SOURCE PASSAGE section start

Once an incoming pilot job is authorized, it is placed into HTCondor-CE’s scheduler where the Job Router creates a transformed copy (called the routed job) and submits the copy to the batch system (called the batch system job). After submission, HTCondor-CE monitors the batch system job and communicates its status to the original pilot job, which in turn notifies the original submitter (e.g., job factory) of any updates. When the batch job job completes, files are transferred along the same chain: from the batch system to the CE, then from the CE to the original submitter.

On HTCondor batch systems

For a site with an HTCondor batch system, the Job Router uses HTCondor protocols to place a transformed copy of the pilot job directly into the batch system’s scheduler, meaning that the routed job is also the batch system job. Thus, there are three representations of your job, each with its own ID (see diagram below):

  • Submitter: the HTCondor job ID in the original queue
  • HTCondor-CE: the incoming pilot job’s ID
  • HTCondor batch system: the routed job’s ID

HTCondor-CE with an HTCondor batch system

In an HTCondor-CE/HTCondor setup, file transfer is handled natively between the two sets of daemons by the underlying HTCondor software.

SOURCE PASSAGE section end
GIVEN DATA section start

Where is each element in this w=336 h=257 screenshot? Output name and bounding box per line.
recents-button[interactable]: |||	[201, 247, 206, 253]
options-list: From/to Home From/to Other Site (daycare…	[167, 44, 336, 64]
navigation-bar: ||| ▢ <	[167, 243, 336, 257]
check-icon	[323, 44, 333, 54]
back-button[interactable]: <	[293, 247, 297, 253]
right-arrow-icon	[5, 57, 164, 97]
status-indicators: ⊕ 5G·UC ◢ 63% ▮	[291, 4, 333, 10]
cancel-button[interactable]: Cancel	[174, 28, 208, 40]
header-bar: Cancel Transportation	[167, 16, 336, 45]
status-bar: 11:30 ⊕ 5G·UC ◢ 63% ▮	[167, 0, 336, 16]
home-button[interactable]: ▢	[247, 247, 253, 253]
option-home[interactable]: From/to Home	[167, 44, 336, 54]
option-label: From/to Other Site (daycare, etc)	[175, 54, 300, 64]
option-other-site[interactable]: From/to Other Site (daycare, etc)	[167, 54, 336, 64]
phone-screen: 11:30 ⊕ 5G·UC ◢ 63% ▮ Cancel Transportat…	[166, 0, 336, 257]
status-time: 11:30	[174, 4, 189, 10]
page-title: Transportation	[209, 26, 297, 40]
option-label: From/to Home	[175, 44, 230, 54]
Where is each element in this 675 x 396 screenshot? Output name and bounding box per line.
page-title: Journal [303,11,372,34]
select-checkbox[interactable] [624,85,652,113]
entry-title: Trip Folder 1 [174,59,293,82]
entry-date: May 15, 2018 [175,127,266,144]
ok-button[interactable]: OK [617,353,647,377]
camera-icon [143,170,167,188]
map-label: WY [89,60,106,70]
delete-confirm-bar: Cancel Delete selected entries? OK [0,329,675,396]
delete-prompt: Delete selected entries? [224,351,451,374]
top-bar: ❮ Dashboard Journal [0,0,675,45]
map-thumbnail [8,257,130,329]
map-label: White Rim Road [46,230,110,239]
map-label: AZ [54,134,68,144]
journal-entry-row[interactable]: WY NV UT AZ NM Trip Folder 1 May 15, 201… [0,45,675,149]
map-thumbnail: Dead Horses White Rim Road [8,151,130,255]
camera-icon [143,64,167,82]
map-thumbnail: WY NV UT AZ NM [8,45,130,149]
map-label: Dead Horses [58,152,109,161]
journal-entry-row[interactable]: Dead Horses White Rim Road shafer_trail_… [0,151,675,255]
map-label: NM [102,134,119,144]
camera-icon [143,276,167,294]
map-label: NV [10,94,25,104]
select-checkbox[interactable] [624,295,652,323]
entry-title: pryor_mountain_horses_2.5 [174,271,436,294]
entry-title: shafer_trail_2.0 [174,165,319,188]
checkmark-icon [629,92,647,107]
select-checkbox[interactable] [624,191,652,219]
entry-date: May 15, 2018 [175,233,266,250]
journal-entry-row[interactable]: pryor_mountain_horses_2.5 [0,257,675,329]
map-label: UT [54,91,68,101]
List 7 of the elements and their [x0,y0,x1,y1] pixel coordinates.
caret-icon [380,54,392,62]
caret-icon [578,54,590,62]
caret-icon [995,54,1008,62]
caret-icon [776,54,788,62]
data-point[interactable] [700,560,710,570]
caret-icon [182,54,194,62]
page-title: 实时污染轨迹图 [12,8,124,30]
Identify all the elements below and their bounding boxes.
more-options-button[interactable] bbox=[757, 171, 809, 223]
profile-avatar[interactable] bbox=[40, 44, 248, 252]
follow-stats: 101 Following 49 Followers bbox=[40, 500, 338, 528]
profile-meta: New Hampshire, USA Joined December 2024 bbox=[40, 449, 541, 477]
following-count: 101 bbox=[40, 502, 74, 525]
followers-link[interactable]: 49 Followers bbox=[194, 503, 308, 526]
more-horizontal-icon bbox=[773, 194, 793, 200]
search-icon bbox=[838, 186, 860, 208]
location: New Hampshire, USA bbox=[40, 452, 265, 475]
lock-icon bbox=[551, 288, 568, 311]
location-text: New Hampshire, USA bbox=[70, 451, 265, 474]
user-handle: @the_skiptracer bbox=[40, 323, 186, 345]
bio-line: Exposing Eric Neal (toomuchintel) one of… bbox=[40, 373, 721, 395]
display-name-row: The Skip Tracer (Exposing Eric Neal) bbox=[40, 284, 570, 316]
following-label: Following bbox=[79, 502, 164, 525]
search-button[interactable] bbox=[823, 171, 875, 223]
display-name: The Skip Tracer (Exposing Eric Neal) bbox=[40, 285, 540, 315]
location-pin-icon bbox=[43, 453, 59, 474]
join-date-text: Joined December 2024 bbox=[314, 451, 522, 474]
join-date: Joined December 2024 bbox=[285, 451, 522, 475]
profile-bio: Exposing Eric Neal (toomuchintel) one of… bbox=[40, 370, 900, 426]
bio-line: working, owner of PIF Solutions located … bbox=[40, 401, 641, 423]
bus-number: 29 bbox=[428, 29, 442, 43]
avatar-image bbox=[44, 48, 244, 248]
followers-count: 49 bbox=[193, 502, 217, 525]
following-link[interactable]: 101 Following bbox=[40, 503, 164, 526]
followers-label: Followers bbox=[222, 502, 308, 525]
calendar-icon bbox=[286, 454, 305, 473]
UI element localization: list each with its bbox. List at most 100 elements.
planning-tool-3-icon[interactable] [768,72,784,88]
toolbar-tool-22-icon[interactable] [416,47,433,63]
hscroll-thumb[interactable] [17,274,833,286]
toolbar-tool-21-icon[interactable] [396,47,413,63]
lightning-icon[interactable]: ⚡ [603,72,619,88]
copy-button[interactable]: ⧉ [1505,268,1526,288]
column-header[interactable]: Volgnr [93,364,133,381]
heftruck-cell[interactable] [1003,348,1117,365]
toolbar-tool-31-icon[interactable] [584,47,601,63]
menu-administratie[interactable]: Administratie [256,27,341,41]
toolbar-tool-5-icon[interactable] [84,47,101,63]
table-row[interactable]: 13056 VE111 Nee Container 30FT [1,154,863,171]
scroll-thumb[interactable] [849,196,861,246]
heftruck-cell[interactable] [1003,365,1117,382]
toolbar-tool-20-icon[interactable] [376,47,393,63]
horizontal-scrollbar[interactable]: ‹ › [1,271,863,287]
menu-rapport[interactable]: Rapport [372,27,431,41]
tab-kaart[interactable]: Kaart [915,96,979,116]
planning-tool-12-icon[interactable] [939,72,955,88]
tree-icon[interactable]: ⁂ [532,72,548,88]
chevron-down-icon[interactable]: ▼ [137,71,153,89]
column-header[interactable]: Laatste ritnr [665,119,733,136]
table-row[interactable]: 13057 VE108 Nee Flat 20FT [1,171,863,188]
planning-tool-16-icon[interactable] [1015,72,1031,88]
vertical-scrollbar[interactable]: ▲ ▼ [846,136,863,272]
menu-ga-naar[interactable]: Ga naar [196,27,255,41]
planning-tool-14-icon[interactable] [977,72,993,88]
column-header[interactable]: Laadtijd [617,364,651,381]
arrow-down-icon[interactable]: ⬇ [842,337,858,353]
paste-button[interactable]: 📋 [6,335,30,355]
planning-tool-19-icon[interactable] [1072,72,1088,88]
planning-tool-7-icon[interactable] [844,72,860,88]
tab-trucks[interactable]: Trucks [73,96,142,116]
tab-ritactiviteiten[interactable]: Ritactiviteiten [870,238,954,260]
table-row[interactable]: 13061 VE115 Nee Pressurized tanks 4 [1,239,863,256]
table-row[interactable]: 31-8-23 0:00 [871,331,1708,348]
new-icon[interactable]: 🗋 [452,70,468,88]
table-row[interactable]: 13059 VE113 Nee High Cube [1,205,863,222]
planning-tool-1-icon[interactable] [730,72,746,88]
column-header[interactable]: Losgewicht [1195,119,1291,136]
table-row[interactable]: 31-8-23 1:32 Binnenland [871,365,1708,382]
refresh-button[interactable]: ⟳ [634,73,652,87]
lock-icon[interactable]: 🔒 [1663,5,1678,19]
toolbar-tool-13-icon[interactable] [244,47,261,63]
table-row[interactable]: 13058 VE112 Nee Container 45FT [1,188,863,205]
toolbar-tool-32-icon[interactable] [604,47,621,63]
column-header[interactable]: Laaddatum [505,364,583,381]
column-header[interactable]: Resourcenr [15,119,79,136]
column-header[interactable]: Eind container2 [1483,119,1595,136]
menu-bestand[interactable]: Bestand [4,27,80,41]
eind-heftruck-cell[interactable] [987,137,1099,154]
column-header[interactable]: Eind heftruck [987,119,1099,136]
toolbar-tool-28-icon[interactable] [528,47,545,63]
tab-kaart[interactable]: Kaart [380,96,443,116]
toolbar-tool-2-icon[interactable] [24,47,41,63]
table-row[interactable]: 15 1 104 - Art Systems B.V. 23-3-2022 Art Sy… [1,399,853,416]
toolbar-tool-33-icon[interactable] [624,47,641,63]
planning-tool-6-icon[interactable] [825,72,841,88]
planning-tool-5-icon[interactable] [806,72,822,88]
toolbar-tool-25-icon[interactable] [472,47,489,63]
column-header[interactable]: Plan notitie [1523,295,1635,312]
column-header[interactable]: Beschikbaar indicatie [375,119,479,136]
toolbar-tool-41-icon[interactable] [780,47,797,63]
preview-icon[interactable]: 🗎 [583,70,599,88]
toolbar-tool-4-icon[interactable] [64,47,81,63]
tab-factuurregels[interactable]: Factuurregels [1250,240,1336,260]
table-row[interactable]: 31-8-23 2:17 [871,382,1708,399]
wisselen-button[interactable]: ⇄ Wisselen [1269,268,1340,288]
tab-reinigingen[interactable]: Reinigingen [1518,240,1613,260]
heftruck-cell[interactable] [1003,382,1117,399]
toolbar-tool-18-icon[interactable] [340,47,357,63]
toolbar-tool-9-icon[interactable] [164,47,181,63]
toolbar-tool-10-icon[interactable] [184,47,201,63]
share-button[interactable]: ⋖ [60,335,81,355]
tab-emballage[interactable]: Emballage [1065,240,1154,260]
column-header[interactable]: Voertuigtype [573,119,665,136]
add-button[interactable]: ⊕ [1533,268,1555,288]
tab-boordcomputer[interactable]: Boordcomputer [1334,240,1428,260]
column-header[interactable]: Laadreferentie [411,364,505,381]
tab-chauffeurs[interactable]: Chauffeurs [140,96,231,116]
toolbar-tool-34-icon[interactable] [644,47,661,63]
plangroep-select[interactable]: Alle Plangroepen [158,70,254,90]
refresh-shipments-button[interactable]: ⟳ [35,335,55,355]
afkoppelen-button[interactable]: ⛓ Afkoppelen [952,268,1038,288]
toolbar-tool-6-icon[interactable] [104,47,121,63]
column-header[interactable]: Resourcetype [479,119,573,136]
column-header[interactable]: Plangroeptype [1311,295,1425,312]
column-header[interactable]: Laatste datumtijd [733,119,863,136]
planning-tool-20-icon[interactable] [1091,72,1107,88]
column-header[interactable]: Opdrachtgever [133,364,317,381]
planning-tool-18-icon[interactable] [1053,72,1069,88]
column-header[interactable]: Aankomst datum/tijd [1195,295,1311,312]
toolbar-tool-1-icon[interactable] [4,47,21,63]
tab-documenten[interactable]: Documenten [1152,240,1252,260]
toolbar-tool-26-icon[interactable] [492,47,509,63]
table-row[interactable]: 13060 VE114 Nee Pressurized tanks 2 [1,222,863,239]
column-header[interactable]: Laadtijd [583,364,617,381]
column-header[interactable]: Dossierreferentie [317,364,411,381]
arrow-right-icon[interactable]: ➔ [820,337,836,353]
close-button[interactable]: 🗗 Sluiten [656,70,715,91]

GIVEN DATA section end

PROBLEM:
From the HTCondor-CE passage above, copy the text from "For a site with" to "underlying HTCondor software.".

RESULT FOR THIS TASK:
For a site with an HTCondor batch system, the Job Router uses HTCondor protocols to place a transformed copy of the pilot job directly into the batch system’s scheduler, meaning that the routed job is also the batch system job. Thus, there are three representations of your job, each with its own ID (see diagram below):

  • Submitter: the HTCondor job ID in the original queue
  • HTCondor-CE: the incoming pilot job’s ID
  • HTCondor batch system: the routed job’s ID

HTCondor-CE with an HTCondor batch system

In an HTCondor-CE/HTCondor setup, file transfer is handled natively between the two sets of daemons by the underlying HTCondor software.